[Saved data entries]
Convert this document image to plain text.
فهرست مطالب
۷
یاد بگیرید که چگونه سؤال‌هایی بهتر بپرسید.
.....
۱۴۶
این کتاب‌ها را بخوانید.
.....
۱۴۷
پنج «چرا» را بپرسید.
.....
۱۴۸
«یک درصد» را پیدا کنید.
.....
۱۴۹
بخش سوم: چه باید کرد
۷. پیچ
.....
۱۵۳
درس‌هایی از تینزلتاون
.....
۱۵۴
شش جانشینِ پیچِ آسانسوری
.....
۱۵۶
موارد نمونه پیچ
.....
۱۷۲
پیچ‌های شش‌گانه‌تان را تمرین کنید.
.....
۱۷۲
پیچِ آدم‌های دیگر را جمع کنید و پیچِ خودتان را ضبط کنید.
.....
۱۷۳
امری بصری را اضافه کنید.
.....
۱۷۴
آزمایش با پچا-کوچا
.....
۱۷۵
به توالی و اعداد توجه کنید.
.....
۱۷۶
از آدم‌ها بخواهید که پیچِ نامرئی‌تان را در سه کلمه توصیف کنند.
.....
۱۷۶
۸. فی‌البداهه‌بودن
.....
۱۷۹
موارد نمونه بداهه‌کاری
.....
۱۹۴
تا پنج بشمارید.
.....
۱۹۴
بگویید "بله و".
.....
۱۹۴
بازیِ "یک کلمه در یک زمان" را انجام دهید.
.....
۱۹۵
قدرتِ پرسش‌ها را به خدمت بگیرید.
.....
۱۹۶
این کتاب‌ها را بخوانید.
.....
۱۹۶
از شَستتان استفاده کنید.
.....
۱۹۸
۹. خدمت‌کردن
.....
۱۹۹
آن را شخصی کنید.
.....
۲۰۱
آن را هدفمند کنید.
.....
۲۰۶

→ **Directions for this task**
Exactly reproduce all of the entries.

→ **Solution**
Convert this document image to plain text.
فهرست مطالب
۷
یاد بگیرید که چگونه سؤال‌هایی بهتر بپرسید.
.....
۱۴۶
این کتاب‌ها را بخوانید.
.....
۱۴۷
پنج «چرا» را بپرسید.
.....
۱۴۸
«یک درصد» را پیدا کنید.
.....
۱۴۹
بخش سوم: چه باید کرد
۷. پیچ
.....
۱۵۳
درس‌هایی از تینزلتاون
.....
۱۵۴
شش جانشینِ پیچِ آسانسوری
.....
۱۵۶
موارد نمونه پیچ
.....
۱۷۲
پیچ‌های شش‌گانه‌تان را تمرین کنید.
.....
۱۷۲
پیچِ آدم‌های دیگر را جمع کنید و پیچِ خودتان را ضبط کنید.
.....
۱۷۳
امری بصری را اضافه کنید.
.....
۱۷۴
آزمایش با پچا-کوچا
.....
۱۷۵
به توالی و اعداد توجه کنید.
.....
۱۷۶
از آدم‌ها بخواهید که پیچِ نامرئی‌تان را در سه کلمه توصیف کنند.
.....
۱۷۶
۸. فی‌البداهه‌بودن
.....
۱۷۹
موارد نمونه بداهه‌کاری
.....
۱۹۴
تا پنج بشمارید.
.....
۱۹۴
بگویید "بله و".
.....
۱۹۴
بازیِ "یک کلمه در یک زمان" را انجام دهید.
.....
۱۹۵
قدرتِ پرسش‌ها را به خدمت بگیرید.
.....
۱۹۶
این کتاب‌ها را بخوانید.
.....
۱۹۶
از شَستتان استفاده کنید.
.....
۱۹۸
۹. خدمت‌کردن
.....
۱۹۹
آن را شخصی کنید.
.....
۲۰۱
آن را هدفمند کنید.
.....
۲۰۶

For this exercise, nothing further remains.